» **EXERCISE DETAILS**
Repeat the listing below in full, exactly as it stands.

Entries taken from a collection:
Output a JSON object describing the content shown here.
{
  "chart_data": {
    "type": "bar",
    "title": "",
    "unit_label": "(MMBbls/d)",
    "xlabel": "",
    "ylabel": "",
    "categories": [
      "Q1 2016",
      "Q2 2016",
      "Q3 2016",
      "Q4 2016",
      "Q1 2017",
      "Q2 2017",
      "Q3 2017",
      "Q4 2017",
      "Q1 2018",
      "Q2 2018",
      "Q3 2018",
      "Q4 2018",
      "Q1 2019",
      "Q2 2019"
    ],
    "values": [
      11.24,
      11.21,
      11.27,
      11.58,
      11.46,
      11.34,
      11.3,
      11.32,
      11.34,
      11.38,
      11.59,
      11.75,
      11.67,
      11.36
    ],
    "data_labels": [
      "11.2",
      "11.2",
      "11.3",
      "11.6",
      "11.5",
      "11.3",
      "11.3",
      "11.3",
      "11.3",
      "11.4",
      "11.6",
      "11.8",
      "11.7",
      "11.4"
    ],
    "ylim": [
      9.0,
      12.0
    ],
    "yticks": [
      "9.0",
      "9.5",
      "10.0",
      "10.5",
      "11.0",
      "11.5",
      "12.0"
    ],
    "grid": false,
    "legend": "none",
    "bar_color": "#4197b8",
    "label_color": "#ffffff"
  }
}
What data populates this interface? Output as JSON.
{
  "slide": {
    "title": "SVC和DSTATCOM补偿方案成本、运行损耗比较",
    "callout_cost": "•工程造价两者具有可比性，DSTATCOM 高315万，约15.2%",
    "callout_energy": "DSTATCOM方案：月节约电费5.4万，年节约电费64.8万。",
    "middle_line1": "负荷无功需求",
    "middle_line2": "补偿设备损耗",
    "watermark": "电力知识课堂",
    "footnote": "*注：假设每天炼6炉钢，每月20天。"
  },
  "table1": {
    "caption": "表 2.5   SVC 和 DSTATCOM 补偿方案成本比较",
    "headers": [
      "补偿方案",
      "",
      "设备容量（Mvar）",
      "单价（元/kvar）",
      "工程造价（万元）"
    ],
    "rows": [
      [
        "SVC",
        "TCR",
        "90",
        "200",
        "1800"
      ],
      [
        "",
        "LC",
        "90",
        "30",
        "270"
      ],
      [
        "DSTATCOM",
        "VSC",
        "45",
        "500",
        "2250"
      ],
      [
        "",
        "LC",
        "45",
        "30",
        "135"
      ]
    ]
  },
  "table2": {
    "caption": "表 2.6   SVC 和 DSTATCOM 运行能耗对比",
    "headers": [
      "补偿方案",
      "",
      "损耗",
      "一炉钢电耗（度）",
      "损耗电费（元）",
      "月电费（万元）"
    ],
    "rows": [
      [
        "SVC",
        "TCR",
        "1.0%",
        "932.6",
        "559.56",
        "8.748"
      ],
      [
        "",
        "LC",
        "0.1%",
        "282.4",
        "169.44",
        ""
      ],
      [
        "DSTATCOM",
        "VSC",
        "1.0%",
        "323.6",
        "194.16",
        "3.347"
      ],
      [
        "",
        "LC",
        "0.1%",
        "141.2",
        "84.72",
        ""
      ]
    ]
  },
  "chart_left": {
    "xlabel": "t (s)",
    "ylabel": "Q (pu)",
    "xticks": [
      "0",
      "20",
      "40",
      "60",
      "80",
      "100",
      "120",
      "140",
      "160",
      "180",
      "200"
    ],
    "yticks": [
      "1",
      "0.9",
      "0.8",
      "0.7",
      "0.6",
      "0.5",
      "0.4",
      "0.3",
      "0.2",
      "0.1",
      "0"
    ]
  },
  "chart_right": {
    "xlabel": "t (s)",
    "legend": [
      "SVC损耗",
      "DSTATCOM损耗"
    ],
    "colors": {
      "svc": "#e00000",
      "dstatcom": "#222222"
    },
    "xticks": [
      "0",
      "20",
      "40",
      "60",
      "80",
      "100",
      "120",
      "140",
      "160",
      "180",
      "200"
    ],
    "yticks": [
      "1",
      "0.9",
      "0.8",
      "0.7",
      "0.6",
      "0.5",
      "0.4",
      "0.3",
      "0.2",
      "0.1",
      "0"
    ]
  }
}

» **OUTPUT OF THE EXERCISE**
Output a JSON object describing the content shown here.
{
  "chart_data": {
    "type": "bar",
    "title": "",
    "unit_label": "(MMBbls/d)",
    "xlabel": "",
    "ylabel": "",
    "categories": [
      "Q1 2016",
      "Q2 2016",
      "Q3 2016",
      "Q4 2016",
      "Q1 2017",
      "Q2 2017",
      "Q3 2017",
      "Q4 2017",
      "Q1 2018",
      "Q2 2018",
      "Q3 2018",
      "Q4 2018",
      "Q1 2019",
      "Q2 2019"
    ],
    "values": [
      11.24,
      11.21,
      11.27,
      11.58,
      11.46,
      11.34,
      11.3,
      11.32,
      11.34,
      11.38,
      11.59,
      11.75,
      11.67,
      11.36
    ],
    "data_labels": [
      "11.2",
      "11.2",
      "11.3",
      "11.6",
      "11.5",
      "11.3",
      "11.3",
      "11.3",
      "11.3",
      "11.4",
      "11.6",
      "11.8",
      "11.7",
      "11.4"
    ],
    "ylim": [
      9.0,
      12.0
    ],
    "yticks": [
      "9.0",
      "9.5",
      "10.0",
      "10.5",
      "11.0",
      "11.5",
      "12.0"
    ],
    "grid": false,
    "legend": "none",
    "bar_color": "#4197b8",
    "label_color": "#ffffff"
  }
}
What data populates this interface? Output as JSON.
{
  "slide": {
    "title": "SVC和DSTATCOM补偿方案成本、运行损耗比较",
    "callout_cost": "•工程造价两者具有可比性，DSTATCOM 高315万，约15.2%",
    "callout_energy": "DSTATCOM方案：月节约电费5.4万，年节约电费64.8万。",
    "middle_line1": "负荷无功需求",
    "middle_line2": "补偿设备损耗",
    "watermark": "电力知识课堂",
    "footnote": "*注：假设每天炼6炉钢，每月20天。"
  },
  "table1": {
    "caption": "表 2.5   SVC 和 DSTATCOM 补偿方案成本比较",
    "headers": [
      "补偿方案",
      "",
      "设备容量（Mvar）",
      "单价（元/kvar）",
      "工程造价（万元）"
    ],
    "rows": [
      [
        "SVC",
        "TCR",
        "90",
        "200",
        "1800"
      ],
      [
        "",
        "LC",
        "90",
        "30",
        "270"
      ],
      [
        "DSTATCOM",
        "VSC",
        "45",
        "500",
        "2250"
      ],
      [
        "",
        "LC",
        "45",
        "30",
        "135"
      ]
    ]
  },
  "table2": {
    "caption": "表 2.6   SVC 和 DSTATCOM 运行能耗对比",
    "headers": [
      "补偿方案",
      "",
      "损耗",
      "一炉钢电耗（度）",
      "损耗电费（元）",
      "月电费（万元）"
    ],
    "rows": [
      [
        "SVC",
        "TCR",
        "1.0%",
        "932.6",
        "559.56",
        "8.748"
      ],
      [
        "",
        "LC",
        "0.1%",
        "282.4",
        "169.44",
        ""
      ],
      [
        "DSTATCOM",
        "VSC",
        "1.0%",
        "323.6",
        "194.16",
        "3.347"
      ],
      [
        "",
        "LC",
        "0.1%",
        "141.2",
        "84.72",
        ""
      ]
    ]
  },
  "chart_left": {
    "xlabel": "t (s)",
    "ylabel": "Q (pu)",
    "xticks": [
      "0",
      "20",
      "40",
      "60",
      "80",
      "100",
      "120",
      "140",
      "160",
      "180",
      "200"
    ],
    "yticks": [
      "1",
      "0.9",
      "0.8",
      "0.7",
      "0.6",
      "0.5",
      "0.4",
      "0.3",
      "0.2",
      "0.1",
      "0"
    ]
  },
  "chart_right": {
    "xlabel": "t (s)",
    "legend": [
      "SVC损耗",
      "DSTATCOM损耗"
    ],
    "colors": {
      "svc": "#e00000",
      "dstatcom": "#222222"
    },
    "xticks": [
      "0",
      "20",
      "40",
      "60",
      "80",
      "100",
      "120",
      "140",
      "160",
      "180",
      "200"
    ],
    "yticks": [
      "1",
      "0.9",
      "0.8",
      "0.7",
      "0.6",
      "0.5",
      "0.4",
      "0.3",
      "0.2",
      "0.1",
      "0"
    ]
  }
}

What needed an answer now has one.